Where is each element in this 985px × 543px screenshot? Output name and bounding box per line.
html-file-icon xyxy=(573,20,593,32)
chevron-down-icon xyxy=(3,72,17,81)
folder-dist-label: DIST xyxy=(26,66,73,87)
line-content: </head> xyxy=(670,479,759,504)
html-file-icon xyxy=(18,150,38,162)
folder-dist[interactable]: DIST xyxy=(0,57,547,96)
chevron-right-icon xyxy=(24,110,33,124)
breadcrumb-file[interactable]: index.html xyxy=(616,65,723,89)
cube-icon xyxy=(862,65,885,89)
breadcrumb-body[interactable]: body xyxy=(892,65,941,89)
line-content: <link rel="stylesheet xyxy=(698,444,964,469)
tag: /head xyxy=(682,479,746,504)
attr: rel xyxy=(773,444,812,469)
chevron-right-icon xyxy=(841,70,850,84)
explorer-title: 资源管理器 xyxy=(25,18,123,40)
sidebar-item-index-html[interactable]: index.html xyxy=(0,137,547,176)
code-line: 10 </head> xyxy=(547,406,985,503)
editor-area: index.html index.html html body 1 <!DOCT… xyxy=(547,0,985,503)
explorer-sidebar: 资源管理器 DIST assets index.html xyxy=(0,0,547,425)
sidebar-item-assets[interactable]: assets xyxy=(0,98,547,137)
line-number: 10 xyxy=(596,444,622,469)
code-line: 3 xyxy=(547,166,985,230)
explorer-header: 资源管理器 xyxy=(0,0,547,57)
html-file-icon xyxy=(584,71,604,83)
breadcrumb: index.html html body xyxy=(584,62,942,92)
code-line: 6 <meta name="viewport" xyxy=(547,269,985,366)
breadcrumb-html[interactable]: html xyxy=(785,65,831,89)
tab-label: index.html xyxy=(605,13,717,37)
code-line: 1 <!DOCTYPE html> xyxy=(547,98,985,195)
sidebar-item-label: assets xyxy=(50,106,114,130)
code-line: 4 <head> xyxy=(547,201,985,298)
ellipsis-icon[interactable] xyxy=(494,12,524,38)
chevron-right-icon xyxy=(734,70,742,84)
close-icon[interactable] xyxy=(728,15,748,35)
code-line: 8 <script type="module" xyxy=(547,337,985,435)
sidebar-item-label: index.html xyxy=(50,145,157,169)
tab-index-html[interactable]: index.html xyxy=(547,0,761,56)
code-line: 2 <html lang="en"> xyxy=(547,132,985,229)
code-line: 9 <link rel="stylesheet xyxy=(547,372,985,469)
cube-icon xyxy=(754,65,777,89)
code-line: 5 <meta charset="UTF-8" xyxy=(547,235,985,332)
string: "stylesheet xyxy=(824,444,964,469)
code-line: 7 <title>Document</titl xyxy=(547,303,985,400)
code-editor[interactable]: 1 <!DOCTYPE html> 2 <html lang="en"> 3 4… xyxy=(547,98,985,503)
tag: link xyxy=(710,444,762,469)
....
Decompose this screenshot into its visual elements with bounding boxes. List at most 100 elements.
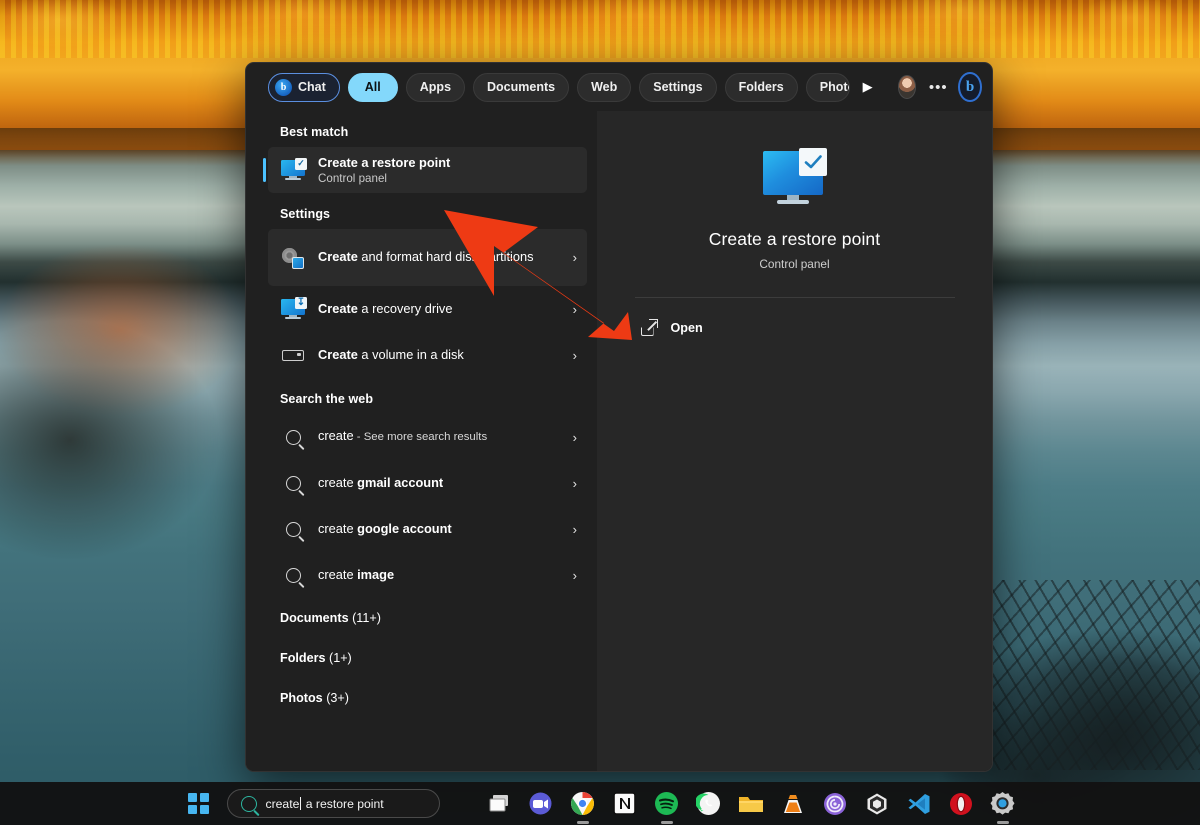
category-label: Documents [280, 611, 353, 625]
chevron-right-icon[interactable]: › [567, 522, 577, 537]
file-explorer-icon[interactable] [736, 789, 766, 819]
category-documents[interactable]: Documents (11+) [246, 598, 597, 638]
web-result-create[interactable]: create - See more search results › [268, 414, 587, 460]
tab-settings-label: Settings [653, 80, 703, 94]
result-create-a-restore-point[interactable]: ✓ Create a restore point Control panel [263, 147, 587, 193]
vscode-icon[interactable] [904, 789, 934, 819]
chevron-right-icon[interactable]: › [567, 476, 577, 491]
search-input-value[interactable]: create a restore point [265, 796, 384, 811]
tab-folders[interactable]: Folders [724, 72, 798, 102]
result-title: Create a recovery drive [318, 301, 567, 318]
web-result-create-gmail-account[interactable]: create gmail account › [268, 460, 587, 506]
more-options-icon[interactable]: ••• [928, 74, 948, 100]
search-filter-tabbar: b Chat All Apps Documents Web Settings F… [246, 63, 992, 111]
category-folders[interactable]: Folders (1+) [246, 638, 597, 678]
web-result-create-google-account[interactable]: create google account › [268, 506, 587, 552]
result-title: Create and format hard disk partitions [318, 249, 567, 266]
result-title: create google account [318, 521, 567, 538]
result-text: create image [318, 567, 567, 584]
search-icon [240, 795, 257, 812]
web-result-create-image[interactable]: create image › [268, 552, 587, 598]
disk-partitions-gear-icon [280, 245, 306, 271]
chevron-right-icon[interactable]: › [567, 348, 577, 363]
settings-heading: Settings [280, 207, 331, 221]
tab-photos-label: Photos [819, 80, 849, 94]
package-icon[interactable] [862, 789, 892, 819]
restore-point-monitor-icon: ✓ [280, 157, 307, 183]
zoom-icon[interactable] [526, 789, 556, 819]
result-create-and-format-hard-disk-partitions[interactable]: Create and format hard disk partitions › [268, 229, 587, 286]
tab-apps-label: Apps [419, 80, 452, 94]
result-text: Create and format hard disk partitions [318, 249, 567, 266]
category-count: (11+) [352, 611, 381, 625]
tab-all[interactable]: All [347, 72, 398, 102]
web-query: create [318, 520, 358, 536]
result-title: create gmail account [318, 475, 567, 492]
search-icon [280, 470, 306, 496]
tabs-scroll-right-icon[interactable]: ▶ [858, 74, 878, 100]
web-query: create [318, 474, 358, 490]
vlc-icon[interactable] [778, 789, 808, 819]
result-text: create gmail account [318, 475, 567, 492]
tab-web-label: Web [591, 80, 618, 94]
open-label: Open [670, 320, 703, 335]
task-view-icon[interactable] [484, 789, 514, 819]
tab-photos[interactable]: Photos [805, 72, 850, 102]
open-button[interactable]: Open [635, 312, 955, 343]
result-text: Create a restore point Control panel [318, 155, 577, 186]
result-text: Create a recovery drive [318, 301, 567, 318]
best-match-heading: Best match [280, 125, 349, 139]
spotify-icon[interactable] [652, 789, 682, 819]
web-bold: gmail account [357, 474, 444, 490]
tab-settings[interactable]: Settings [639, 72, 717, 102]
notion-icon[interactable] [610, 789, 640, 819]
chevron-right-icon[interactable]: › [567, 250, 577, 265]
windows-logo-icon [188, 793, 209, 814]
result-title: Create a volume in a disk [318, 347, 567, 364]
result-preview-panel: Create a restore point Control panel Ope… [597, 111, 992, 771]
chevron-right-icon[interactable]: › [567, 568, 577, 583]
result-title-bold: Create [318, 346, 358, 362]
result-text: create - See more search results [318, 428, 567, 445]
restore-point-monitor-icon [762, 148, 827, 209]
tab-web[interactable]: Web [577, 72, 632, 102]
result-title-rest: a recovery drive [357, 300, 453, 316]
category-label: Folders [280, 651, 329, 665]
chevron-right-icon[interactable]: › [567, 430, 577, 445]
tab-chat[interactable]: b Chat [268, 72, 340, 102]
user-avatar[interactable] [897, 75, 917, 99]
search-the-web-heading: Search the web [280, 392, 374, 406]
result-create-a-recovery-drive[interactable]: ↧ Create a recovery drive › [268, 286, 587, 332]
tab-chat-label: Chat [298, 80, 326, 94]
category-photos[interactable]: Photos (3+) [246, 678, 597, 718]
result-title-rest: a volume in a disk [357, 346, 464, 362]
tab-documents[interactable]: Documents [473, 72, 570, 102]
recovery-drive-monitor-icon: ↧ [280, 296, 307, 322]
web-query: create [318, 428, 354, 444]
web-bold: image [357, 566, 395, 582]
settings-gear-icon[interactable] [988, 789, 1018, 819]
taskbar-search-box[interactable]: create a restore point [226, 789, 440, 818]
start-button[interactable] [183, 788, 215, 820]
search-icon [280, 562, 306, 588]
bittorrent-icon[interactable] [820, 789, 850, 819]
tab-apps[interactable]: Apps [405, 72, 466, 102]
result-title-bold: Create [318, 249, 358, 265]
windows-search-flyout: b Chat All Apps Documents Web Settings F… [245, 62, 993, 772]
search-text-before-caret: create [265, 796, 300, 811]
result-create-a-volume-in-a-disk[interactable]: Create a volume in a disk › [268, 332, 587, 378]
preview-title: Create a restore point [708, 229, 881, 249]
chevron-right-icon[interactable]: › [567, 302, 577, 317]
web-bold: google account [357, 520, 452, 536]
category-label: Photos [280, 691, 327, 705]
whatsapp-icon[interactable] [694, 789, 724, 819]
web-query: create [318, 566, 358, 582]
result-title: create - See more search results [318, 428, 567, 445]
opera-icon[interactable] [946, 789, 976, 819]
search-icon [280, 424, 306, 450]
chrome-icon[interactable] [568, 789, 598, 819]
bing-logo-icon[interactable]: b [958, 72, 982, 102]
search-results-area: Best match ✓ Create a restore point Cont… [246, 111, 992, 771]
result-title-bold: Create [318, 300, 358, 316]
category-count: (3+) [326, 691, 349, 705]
....
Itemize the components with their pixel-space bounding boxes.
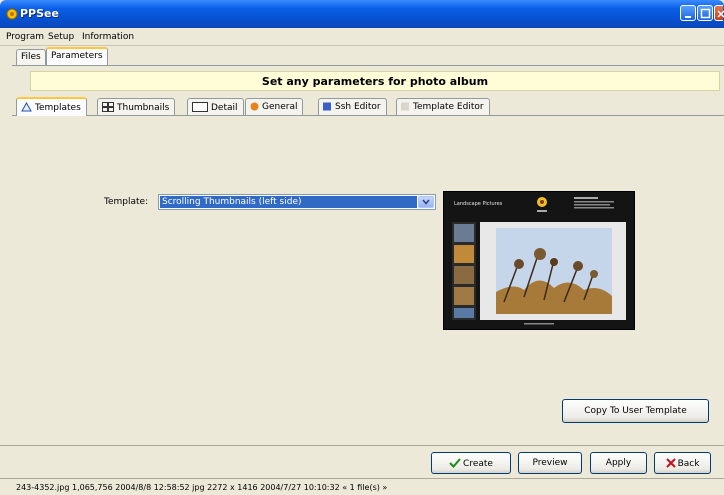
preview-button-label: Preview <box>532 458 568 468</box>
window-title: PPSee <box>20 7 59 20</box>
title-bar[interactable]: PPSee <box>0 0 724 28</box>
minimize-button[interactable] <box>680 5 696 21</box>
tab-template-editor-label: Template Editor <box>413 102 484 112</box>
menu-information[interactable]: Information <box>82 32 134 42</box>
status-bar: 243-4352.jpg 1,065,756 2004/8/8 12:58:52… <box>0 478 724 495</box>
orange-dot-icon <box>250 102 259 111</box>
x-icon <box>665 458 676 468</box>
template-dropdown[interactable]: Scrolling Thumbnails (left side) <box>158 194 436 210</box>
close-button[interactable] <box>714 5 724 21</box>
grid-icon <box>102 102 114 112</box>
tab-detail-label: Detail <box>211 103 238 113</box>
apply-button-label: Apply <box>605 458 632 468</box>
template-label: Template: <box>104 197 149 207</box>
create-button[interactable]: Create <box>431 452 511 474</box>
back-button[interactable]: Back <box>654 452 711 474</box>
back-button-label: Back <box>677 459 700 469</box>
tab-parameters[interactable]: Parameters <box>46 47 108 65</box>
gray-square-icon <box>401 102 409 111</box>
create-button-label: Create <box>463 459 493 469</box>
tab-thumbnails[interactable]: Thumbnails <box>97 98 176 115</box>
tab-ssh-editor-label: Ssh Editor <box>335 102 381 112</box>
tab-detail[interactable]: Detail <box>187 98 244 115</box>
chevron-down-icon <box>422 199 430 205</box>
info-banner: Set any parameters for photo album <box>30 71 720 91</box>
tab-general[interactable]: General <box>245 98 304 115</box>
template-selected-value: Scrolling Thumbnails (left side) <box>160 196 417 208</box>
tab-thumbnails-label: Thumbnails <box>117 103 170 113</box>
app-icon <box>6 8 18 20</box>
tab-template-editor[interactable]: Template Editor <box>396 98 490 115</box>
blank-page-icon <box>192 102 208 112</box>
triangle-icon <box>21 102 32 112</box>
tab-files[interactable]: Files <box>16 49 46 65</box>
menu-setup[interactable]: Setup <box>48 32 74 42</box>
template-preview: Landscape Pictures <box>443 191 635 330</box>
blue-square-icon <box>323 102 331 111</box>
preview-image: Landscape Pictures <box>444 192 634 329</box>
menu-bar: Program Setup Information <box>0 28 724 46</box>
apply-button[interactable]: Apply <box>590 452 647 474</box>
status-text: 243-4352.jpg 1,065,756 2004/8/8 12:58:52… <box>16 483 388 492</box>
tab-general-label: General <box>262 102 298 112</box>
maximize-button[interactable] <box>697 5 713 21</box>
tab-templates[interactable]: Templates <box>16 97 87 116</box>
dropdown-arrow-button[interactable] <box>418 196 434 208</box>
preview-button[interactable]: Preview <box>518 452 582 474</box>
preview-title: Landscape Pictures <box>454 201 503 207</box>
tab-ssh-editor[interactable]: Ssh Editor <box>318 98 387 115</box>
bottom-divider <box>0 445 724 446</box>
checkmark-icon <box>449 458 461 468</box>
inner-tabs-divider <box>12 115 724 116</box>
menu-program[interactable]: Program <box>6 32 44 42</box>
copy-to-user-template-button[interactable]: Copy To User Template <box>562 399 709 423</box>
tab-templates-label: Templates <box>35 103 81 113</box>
....
# Task instructions
Please reproduce the records between the line containing "category-label: Documents [280, 611, 353, 625]" and the line containing "result-create-a-restore-point[interactable]: ✓ Create", inclusive, with no changes and nothing else.

# The completed task
category-label: Documents [280, 611, 353, 625]
chevron-right-icon[interactable]: › [567, 522, 577, 537]
file-explorer-icon[interactable] [736, 789, 766, 819]
category-documents[interactable]: Documents (11+) [246, 598, 597, 638]
web-result-create[interactable]: create - See more search results › [268, 414, 587, 460]
tab-settings-label: Settings [653, 80, 703, 94]
result-create-a-restore-point[interactable]: ✓ Create a restore point Control panel [263, 147, 587, 193]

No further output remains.